• _Aim_:
Read the entries below and pull out each line with the string "text".
======== Given records ========
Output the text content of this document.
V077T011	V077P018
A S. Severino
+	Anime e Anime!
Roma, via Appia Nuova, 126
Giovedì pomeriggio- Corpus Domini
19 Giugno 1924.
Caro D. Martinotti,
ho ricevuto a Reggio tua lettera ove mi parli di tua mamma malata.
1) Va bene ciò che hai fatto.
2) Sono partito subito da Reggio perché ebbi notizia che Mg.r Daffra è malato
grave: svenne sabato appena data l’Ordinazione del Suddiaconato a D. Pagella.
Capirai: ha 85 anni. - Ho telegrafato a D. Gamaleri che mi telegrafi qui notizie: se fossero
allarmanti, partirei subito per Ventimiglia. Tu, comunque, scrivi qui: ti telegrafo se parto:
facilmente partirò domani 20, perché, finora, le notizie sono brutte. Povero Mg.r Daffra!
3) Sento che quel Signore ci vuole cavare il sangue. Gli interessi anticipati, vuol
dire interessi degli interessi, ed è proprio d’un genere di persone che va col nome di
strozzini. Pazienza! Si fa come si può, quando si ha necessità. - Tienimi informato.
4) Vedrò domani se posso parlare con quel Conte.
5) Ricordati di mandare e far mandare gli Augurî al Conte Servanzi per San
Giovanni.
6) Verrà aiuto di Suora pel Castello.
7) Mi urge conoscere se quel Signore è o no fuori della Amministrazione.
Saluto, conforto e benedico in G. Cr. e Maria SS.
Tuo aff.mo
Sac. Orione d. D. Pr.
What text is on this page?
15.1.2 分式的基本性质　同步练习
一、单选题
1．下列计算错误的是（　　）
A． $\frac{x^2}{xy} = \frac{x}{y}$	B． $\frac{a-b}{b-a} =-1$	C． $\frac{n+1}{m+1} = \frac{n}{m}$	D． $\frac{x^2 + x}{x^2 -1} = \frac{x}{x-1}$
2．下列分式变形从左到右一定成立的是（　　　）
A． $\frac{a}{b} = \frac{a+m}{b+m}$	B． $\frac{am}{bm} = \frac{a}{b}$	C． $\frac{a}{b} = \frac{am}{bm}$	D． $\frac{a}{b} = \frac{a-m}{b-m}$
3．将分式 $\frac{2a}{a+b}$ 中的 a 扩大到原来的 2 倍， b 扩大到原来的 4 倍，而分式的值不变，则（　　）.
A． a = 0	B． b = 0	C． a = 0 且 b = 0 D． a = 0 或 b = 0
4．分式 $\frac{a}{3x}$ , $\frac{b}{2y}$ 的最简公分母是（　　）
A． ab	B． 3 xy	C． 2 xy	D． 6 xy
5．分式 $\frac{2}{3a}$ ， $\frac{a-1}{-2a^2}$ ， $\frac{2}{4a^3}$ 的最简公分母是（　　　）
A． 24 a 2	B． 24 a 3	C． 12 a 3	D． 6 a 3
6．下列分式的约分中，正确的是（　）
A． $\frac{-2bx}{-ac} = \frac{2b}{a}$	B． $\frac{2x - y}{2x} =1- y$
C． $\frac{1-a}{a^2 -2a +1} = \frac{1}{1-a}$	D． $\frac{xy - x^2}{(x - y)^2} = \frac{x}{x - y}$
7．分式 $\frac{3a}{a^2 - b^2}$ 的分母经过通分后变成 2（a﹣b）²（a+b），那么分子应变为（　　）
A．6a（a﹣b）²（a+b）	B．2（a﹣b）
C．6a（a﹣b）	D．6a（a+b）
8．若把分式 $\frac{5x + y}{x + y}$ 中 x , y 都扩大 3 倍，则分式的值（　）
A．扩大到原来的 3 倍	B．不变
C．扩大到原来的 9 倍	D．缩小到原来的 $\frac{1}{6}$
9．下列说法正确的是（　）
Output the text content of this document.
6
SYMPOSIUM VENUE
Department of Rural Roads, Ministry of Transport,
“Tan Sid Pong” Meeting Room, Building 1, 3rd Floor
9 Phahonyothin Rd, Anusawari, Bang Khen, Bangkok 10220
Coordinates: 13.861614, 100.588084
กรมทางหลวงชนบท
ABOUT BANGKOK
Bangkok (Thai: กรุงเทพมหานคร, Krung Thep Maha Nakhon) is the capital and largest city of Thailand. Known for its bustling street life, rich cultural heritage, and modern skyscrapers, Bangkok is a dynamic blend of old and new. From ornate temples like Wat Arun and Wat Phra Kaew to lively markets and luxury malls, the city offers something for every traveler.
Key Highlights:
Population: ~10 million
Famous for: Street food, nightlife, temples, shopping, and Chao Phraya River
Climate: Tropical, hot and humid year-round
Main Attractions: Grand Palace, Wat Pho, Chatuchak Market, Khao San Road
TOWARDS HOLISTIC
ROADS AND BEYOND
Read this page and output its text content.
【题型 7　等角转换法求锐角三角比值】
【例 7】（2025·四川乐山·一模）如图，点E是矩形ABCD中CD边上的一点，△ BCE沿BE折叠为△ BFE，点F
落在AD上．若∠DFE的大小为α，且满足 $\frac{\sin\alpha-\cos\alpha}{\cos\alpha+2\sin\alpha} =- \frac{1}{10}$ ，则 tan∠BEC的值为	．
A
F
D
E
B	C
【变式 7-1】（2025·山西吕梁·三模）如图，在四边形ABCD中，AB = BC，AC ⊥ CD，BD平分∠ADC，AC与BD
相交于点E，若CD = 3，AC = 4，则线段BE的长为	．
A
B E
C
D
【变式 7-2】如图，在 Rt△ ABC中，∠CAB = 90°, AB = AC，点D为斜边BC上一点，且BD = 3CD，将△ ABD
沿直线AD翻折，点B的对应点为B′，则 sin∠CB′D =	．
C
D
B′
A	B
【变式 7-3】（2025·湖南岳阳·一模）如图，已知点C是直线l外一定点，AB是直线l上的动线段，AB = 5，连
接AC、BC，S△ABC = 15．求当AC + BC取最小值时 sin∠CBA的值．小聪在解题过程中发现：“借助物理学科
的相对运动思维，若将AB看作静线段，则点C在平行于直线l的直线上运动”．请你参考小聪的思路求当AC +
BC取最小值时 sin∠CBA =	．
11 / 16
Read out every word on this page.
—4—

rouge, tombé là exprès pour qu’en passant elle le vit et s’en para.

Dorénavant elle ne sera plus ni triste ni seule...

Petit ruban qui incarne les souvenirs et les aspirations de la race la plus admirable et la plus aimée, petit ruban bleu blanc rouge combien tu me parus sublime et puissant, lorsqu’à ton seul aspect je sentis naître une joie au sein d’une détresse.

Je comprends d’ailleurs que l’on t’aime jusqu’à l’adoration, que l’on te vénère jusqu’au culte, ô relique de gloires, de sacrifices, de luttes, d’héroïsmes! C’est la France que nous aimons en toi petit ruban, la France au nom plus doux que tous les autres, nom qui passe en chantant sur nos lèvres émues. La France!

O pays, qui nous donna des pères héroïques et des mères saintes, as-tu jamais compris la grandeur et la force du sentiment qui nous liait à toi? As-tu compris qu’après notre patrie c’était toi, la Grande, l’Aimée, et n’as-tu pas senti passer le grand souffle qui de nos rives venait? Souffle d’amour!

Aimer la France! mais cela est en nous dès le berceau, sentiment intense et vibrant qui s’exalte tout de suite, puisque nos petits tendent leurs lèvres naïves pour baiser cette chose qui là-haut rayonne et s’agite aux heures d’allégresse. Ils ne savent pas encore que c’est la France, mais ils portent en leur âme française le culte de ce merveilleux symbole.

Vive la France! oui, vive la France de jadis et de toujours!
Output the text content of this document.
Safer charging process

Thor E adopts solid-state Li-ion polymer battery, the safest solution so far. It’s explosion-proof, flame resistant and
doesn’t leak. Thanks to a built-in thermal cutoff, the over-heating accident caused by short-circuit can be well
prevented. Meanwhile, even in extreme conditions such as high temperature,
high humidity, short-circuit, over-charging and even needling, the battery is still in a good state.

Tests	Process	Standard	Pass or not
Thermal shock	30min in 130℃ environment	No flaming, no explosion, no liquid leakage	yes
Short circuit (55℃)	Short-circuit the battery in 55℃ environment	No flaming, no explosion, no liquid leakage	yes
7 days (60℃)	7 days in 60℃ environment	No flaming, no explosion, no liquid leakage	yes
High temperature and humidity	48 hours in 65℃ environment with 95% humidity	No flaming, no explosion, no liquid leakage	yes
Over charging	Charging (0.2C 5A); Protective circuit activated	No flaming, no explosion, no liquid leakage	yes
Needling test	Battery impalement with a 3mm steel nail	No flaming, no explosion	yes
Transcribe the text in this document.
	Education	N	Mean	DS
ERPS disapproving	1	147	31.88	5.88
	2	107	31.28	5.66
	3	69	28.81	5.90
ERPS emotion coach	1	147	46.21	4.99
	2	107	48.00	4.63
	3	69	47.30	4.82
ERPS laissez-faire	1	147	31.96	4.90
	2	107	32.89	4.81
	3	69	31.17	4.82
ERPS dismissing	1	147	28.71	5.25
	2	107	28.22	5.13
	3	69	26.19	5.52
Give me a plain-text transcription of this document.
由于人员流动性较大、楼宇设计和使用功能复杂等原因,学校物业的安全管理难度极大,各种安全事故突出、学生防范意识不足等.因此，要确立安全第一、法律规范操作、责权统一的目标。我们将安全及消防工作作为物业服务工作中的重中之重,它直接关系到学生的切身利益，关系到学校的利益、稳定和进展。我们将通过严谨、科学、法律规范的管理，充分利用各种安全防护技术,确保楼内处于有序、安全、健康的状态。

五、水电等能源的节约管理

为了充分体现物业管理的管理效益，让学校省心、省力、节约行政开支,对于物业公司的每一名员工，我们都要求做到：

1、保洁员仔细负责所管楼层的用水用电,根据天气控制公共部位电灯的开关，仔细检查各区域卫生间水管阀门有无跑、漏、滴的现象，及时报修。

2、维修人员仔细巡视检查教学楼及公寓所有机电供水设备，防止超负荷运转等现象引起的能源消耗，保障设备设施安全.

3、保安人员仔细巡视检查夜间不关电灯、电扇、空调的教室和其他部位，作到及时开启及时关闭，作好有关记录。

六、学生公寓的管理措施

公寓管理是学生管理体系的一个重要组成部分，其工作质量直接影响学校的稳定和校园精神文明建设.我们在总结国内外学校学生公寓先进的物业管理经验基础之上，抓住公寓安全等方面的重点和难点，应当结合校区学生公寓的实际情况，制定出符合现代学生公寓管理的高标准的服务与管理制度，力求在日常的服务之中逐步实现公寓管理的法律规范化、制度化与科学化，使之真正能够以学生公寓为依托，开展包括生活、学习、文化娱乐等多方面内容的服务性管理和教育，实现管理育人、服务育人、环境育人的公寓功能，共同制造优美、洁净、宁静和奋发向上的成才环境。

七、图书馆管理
========
• _Task solution_:
Output the text content of this document.
What text is on this page?
Output the text content of this document.
Read this page and output its text content.
Output the text content of this document.
Transcribe the text in this document.
Give me a plain-text transcription of this document.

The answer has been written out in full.